» WORK REQUIRED
Reproduce the records below in their entirety, character for character.

» TASK DATA
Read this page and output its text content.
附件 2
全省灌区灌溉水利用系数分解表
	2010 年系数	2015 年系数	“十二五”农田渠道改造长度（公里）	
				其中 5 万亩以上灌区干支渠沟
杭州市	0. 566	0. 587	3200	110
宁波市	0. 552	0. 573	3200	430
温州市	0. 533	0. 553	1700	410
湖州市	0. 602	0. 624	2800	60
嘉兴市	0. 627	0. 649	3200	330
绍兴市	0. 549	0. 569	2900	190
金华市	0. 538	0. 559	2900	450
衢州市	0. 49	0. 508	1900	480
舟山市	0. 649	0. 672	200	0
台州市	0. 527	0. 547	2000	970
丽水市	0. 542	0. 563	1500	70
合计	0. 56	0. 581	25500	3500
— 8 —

» OUTPUT
Read this page and output its text content.
附件 2
全省灌区灌溉水利用系数分解表
	2010 年系数	2015 年系数	“十二五”农田渠道改造长度（公里）	
				其中 5 万亩以上灌区干支渠沟
杭州市	0. 566	0. 587	3200	110
宁波市	0. 552	0. 573	3200	430
温州市	0. 533	0. 553	1700	410
湖州市	0. 602	0. 624	2800	60
嘉兴市	0. 627	0. 649	3200	330
绍兴市	0. 549	0. 569	2900	190
金华市	0. 538	0. 559	2900	450
衢州市	0. 49	0. 508	1900	480
舟山市	0. 649	0. 672	200	0
台州市	0. 527	0. 547	2000	970
丽水市	0. 542	0. 563	1500	70
合计	0. 56	0. 581	25500	3500
— 8 —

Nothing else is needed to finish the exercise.